Entries provided start

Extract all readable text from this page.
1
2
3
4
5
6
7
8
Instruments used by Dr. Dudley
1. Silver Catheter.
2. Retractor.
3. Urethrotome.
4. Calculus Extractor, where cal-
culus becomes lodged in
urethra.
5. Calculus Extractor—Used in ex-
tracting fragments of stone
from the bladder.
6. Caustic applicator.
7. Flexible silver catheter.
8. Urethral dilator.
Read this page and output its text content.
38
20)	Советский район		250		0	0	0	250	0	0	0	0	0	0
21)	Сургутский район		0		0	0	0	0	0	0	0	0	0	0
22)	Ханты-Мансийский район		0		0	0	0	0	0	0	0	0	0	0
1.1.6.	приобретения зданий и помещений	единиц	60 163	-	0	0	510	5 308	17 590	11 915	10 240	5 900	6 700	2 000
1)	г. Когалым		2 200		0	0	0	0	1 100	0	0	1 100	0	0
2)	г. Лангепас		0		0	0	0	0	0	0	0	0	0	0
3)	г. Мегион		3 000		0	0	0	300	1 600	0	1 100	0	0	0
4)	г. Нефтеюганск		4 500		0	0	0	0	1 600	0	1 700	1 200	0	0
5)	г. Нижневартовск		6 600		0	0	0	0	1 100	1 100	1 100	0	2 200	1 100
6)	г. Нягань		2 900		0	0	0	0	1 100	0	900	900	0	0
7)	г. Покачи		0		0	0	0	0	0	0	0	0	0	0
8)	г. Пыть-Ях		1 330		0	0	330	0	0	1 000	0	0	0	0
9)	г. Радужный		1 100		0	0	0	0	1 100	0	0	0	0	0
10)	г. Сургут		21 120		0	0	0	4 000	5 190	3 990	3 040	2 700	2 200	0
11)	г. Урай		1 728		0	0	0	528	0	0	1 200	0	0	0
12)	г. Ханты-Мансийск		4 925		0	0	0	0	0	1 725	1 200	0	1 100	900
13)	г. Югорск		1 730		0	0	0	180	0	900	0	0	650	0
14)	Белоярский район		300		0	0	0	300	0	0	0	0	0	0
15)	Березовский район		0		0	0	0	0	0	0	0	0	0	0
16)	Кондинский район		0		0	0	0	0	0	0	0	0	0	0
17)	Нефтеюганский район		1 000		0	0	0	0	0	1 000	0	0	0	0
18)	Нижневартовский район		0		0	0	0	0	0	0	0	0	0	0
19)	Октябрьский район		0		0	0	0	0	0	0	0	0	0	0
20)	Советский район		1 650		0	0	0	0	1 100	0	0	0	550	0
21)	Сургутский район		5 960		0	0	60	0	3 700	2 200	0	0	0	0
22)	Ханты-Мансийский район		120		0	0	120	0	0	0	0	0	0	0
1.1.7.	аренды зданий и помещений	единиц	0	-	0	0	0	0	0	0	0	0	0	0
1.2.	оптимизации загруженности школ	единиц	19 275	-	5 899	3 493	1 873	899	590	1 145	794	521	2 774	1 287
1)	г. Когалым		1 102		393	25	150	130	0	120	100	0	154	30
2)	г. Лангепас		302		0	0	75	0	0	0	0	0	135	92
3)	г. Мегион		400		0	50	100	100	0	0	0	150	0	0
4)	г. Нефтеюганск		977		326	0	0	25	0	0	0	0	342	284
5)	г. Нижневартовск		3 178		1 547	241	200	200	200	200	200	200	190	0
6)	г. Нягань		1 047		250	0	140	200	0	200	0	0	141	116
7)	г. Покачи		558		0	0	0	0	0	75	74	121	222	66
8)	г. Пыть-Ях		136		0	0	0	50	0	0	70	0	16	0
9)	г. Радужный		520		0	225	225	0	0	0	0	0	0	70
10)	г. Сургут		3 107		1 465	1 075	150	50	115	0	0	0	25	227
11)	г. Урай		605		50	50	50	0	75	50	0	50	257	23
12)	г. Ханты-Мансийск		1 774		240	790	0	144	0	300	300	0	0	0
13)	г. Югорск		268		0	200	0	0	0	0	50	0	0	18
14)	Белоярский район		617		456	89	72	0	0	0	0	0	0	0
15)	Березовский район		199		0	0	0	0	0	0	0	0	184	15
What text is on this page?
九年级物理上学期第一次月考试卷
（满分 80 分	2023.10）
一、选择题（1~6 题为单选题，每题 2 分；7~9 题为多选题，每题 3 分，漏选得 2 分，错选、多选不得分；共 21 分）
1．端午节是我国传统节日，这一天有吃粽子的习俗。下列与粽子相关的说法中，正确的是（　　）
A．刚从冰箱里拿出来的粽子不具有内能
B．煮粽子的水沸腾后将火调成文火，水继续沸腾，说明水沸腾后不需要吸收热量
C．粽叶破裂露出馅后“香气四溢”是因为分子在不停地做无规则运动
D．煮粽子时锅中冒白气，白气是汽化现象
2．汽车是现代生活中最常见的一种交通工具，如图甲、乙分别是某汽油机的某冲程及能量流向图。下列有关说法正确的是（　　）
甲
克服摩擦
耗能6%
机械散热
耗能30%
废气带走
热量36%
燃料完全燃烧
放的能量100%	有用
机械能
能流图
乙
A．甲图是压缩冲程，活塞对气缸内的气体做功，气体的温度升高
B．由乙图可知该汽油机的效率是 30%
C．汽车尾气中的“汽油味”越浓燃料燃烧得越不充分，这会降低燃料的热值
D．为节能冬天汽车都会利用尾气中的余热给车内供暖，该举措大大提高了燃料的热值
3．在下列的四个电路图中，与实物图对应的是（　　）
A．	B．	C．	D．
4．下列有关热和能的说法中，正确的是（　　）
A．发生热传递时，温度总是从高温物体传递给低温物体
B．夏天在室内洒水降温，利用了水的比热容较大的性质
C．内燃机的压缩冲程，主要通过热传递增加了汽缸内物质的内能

Entries provided end

▶ Work to be completed
Look through the data above. Copy every line with the string "помещений" in it.

▶ Written response
1.1.6.	приобретения зданий и помещений	единиц	60 163	-	0	0	510	5 308	17 590	11 915	10 240	5 900	6 700	2 000
1.1.7.	аренды зданий и помещений	единиц	0	-	0	0	0	0	0	0	0	0	0	0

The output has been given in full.